**INSTRUCTIONS TO FOLLOW**
Look through the data below. Pick out the lines holding the string "plus".

**DATA SHOWN**
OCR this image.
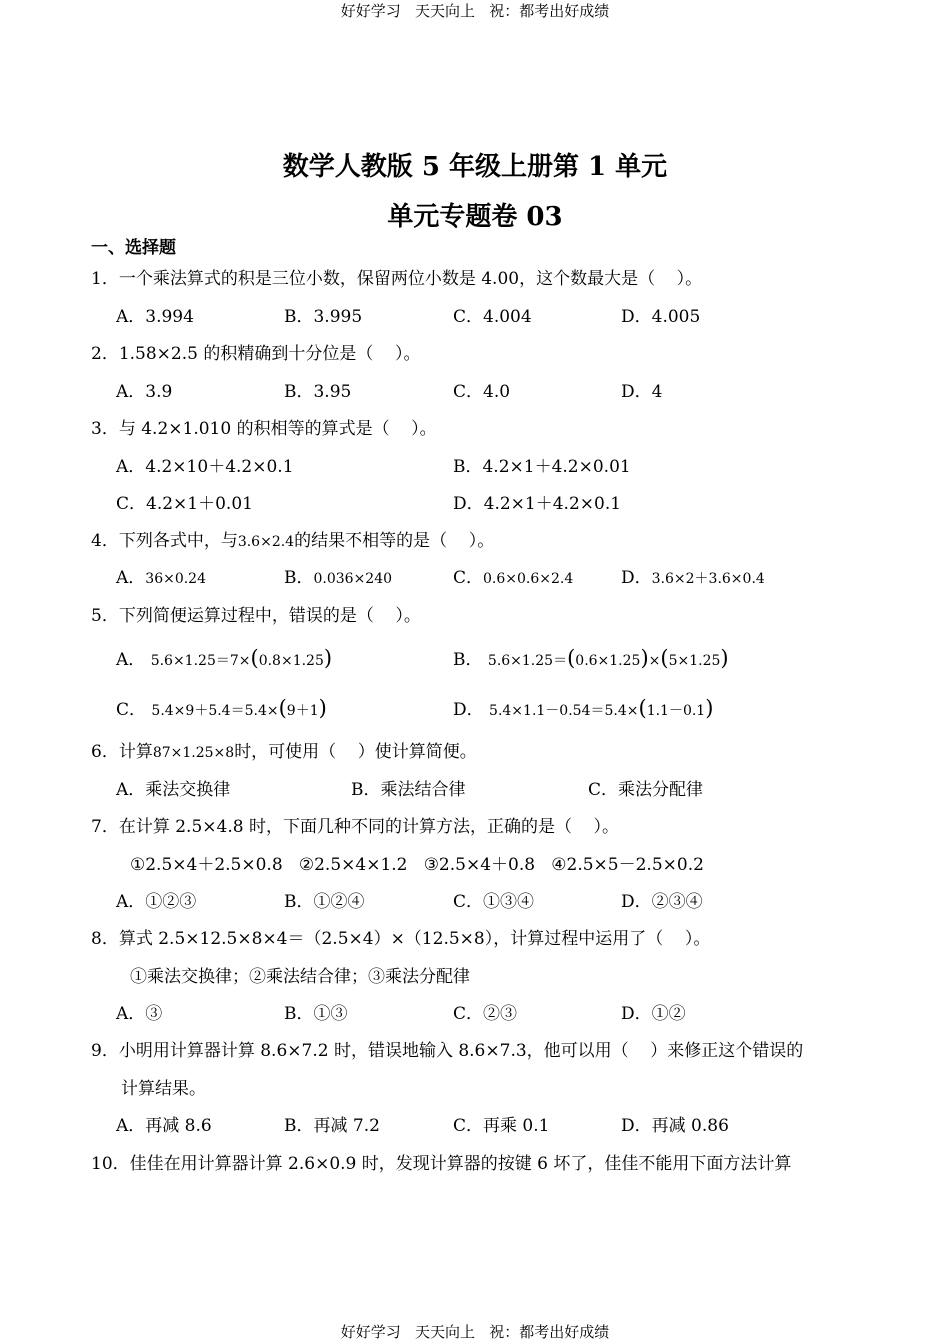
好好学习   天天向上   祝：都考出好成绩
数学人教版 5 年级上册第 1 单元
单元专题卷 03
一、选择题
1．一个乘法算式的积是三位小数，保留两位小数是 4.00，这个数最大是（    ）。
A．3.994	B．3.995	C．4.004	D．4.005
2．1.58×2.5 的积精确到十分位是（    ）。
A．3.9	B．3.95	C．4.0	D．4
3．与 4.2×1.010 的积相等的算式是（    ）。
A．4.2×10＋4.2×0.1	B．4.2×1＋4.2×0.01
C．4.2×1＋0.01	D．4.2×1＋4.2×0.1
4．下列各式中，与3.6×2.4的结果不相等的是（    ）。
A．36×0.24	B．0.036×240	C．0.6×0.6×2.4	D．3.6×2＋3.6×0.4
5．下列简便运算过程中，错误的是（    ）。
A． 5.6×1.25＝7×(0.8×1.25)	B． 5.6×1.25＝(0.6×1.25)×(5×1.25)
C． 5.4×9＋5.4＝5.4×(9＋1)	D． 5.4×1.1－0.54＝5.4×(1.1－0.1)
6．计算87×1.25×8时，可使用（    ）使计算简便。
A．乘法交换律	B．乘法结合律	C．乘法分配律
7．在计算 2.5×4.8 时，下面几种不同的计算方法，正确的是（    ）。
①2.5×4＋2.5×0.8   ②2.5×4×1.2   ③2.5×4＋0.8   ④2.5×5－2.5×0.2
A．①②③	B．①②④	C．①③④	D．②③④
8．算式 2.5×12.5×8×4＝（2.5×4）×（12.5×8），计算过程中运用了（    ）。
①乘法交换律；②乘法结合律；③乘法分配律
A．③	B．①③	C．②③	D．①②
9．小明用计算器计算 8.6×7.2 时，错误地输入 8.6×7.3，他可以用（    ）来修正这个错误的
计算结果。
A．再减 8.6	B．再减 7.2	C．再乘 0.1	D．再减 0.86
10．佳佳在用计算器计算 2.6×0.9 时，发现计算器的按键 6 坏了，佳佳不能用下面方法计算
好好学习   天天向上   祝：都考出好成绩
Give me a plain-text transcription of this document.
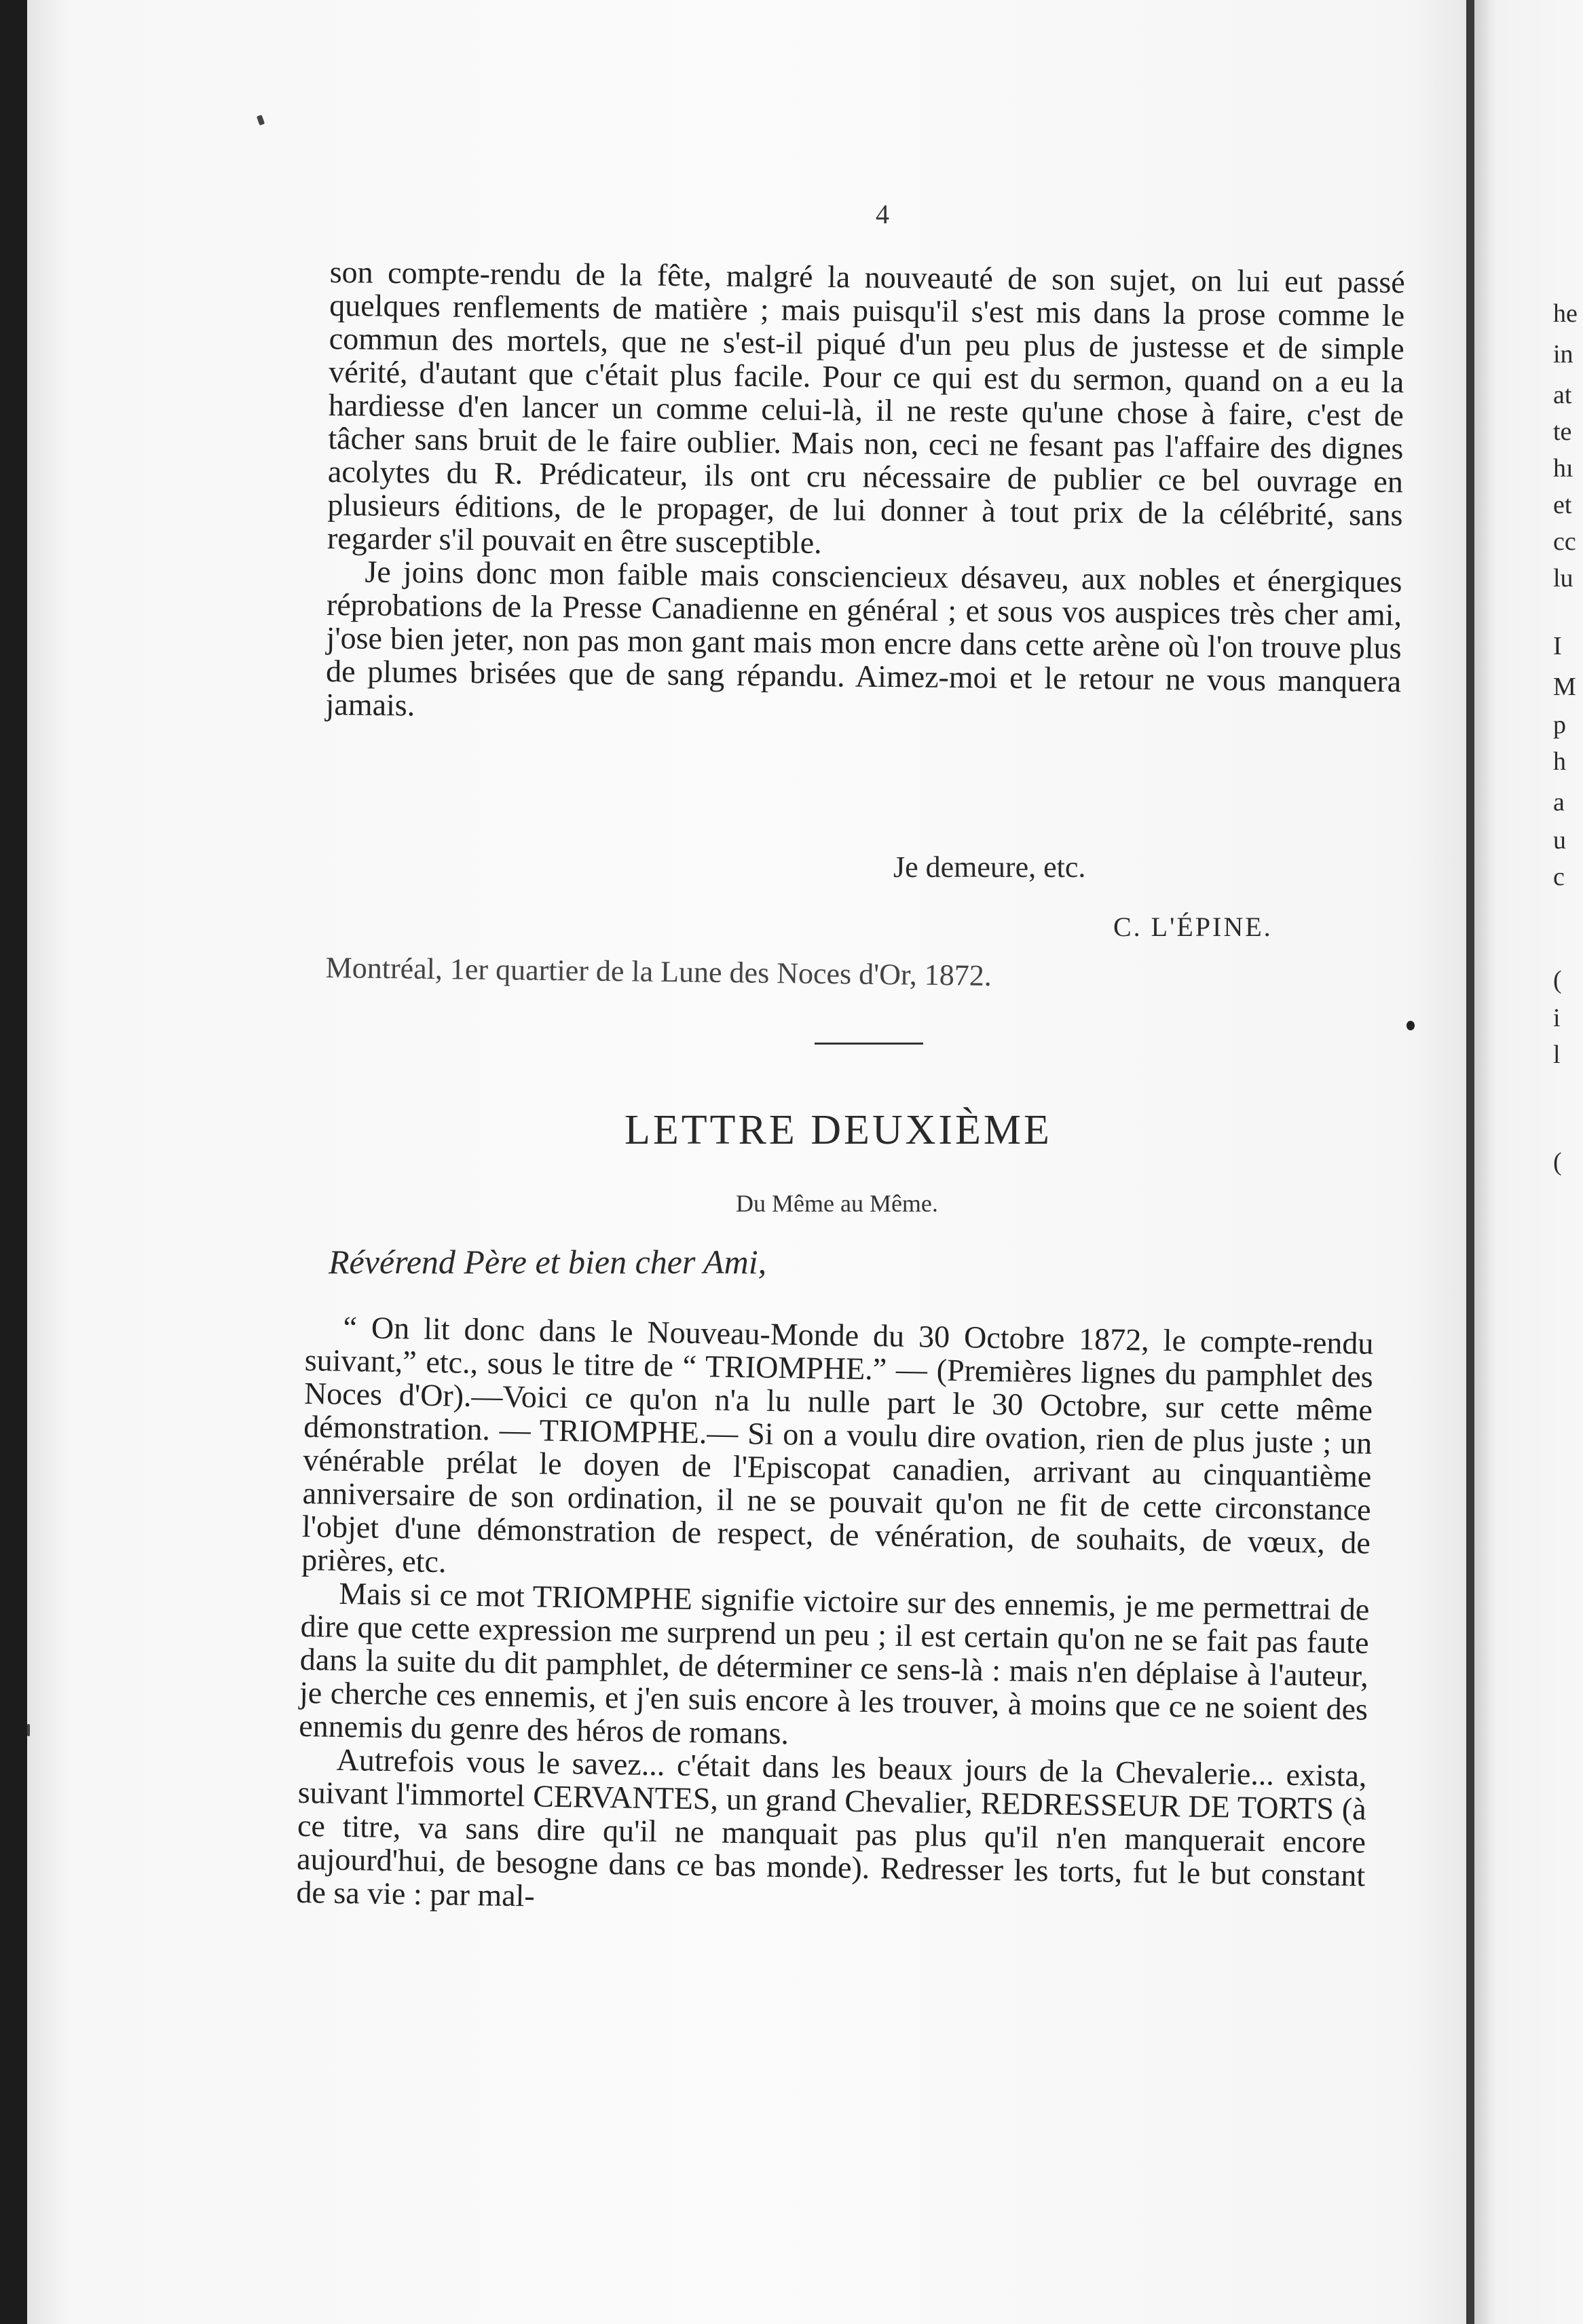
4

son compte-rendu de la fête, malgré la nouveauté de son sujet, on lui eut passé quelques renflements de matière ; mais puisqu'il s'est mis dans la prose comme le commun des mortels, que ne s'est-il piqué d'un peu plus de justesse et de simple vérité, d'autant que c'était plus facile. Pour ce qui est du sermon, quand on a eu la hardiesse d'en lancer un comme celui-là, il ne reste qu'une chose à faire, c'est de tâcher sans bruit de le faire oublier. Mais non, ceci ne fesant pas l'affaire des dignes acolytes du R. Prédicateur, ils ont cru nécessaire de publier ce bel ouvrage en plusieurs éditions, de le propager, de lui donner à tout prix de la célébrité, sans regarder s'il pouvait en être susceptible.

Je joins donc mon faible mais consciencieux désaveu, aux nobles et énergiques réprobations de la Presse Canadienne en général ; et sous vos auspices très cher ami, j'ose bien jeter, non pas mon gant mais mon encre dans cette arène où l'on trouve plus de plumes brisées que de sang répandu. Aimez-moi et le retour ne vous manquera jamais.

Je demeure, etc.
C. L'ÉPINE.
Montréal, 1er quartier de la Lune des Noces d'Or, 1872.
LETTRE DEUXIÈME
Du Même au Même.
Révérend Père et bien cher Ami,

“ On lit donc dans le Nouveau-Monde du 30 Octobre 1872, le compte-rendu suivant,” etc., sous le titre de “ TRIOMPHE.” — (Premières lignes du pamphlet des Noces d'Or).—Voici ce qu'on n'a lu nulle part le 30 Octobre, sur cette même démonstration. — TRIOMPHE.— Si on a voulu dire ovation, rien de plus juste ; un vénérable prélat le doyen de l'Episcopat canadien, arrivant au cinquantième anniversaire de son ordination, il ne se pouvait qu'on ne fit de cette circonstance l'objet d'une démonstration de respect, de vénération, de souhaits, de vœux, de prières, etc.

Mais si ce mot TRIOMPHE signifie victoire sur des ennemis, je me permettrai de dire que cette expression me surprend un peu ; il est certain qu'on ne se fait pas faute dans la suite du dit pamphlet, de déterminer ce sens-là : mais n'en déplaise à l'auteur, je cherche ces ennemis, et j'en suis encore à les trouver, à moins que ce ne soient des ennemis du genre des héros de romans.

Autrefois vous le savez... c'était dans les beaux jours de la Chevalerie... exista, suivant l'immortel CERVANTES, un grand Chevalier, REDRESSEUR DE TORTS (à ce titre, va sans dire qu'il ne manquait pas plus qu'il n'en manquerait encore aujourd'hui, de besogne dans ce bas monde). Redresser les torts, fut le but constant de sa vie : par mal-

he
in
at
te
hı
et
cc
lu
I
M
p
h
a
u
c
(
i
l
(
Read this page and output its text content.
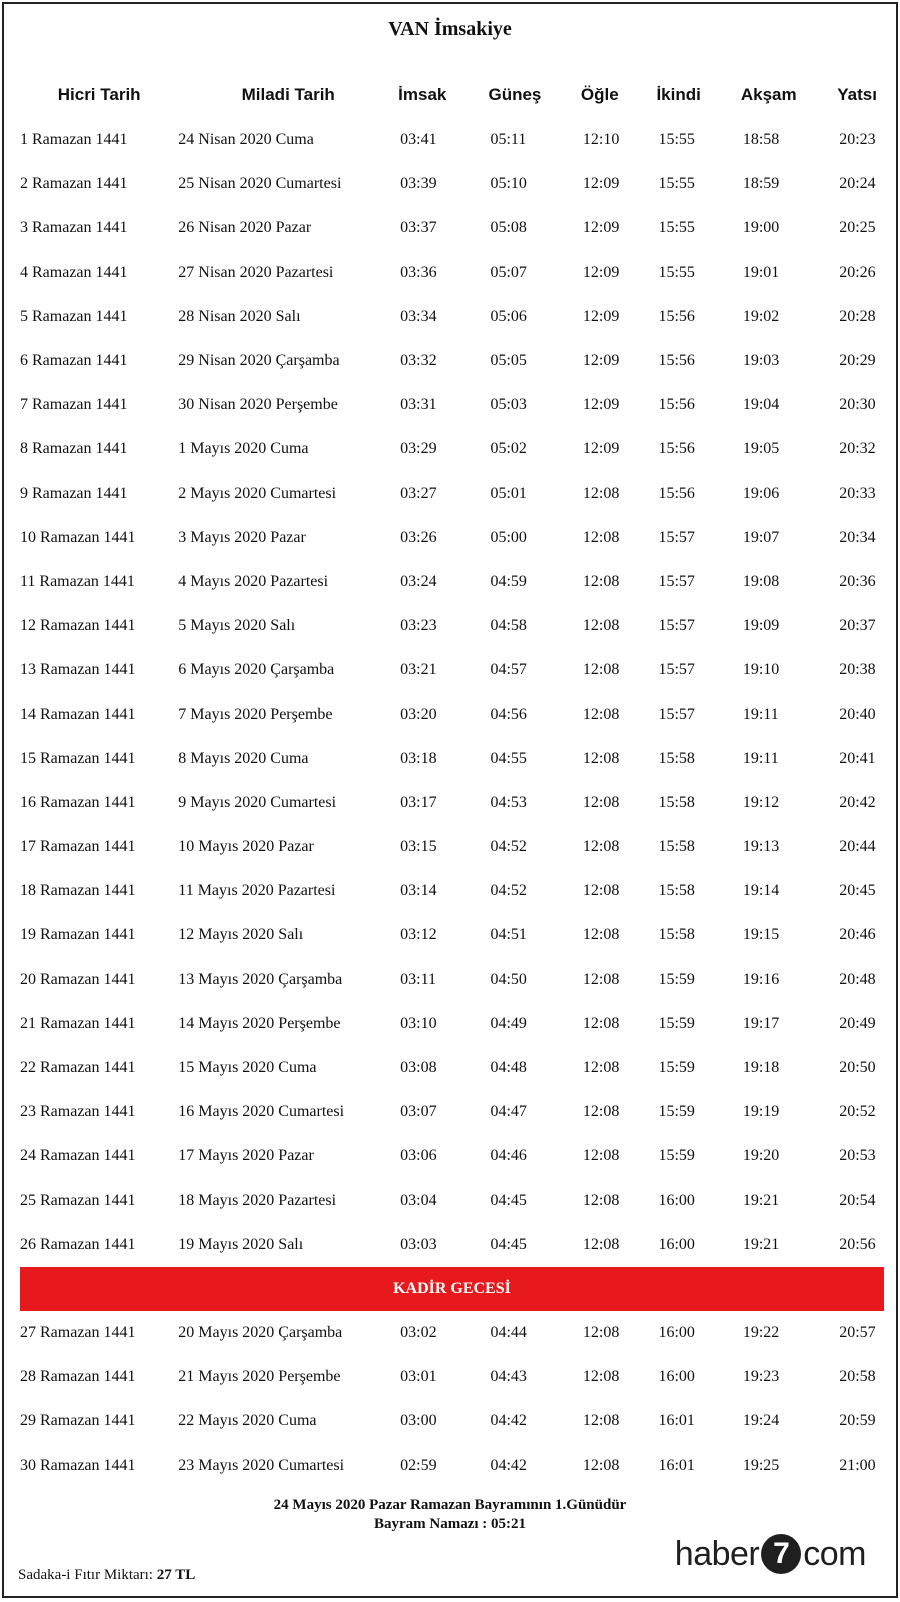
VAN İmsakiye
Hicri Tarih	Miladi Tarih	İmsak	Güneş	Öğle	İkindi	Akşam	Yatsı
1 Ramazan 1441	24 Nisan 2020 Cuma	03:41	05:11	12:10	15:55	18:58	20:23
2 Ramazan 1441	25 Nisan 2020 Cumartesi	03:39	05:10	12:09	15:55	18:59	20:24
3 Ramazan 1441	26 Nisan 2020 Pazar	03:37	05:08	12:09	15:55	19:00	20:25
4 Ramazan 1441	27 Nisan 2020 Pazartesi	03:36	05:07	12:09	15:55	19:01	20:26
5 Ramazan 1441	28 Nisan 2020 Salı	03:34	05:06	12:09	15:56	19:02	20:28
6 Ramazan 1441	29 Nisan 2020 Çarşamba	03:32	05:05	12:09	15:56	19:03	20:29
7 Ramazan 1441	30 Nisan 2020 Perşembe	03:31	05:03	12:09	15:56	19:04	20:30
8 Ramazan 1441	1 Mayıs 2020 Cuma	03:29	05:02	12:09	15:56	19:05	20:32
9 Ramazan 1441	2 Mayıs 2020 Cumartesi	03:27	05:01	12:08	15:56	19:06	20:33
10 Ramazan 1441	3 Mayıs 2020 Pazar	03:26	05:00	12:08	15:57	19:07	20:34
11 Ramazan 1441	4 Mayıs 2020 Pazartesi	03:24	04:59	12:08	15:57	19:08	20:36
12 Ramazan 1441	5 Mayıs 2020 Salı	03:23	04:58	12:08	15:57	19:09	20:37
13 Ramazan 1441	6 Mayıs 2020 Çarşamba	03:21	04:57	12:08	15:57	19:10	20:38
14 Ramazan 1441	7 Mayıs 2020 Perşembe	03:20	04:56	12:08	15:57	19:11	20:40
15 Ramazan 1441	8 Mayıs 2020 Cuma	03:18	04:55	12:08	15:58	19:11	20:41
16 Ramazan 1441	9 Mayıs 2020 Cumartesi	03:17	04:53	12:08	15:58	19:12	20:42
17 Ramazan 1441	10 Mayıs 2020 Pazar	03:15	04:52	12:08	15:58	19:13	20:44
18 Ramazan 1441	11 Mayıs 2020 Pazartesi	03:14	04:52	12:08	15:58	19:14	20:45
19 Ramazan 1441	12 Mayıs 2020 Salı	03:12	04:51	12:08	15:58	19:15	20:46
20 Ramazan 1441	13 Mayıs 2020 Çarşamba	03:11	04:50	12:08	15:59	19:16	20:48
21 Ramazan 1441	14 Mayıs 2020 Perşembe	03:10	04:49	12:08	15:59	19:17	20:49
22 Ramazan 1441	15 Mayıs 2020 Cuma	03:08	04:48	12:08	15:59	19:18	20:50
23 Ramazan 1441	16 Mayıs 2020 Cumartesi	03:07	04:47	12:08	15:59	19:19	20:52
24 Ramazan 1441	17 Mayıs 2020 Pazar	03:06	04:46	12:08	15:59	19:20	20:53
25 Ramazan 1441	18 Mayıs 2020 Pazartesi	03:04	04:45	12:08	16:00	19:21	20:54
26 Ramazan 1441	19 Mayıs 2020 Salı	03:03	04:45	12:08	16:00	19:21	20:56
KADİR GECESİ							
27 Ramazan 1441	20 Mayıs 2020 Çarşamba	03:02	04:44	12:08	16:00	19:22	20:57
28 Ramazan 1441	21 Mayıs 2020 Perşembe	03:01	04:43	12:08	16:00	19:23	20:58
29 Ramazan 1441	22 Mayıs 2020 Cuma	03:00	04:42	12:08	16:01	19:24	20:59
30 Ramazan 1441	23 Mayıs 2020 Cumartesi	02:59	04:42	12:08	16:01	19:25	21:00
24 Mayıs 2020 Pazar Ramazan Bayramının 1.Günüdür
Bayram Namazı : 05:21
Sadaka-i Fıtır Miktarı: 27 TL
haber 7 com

**FULL SOLUTION**
son compte-rendu de la fête, malgré la nouveauté de son sujet, on lui eut passé quelques renflements de matière ; mais puisqu'il s'est mis dans la prose comme le commun des mortels, que ne s'est-il piqué d'un peu plus de justesse et de simple vérité, d'autant que c'était plus facile. Pour ce qui est du sermon, quand on a eu la hardiesse d'en lancer un comme celui-là, il ne reste qu'une chose à faire, c'est de tâcher sans bruit de le faire oublier. Mais non, ceci ne fesant pas l'affaire des dignes acolytes du R. Prédicateur, ils ont cru nécessaire de publier ce bel ouvrage en plusieurs éditions, de le propager, de lui donner à tout prix de la célébrité, sans regarder s'il pouvait en être susceptible.
Je joins donc mon faible mais consciencieux désaveu, aux nobles et énergiques réprobations de la Presse Canadienne en général ; et sous vos auspices très cher ami, j'ose bien jeter, non pas mon gant mais mon encre dans cette arène où l'on trouve plus de plumes brisées que de sang répandu. Aimez-moi et le retour ne vous manquera jamais.
“ On lit donc dans le Nouveau-Monde du 30 Octobre 1872, le compte-rendu suivant,” etc., sous le titre de “ TRIOMPHE.” — (Premières lignes du pamphlet des Noces d'Or).—Voici ce qu'on n'a lu nulle part le 30 Octobre, sur cette même démonstration. — TRIOMPHE.— Si on a voulu dire ovation, rien de plus juste ; un vénérable prélat le doyen de l'Episcopat canadien, arrivant au cinquantième anniversaire de son ordination, il ne se pouvait qu'on ne fit de cette circonstance l'objet d'une démonstration de respect, de vénération, de souhaits, de vœux, de prières, etc.
Autrefois vous le savez... c'était dans les beaux jours de la Chevalerie... exista, suivant l'immortel CERVANTES, un grand Chevalier, REDRESSEUR DE TORTS (à ce titre, va sans dire qu'il ne manquait pas plus qu'il n'en manquerait encore aujourd'hui, de besogne dans ce bas monde). Redresser les torts, fut le but constant de sa vie : par mal-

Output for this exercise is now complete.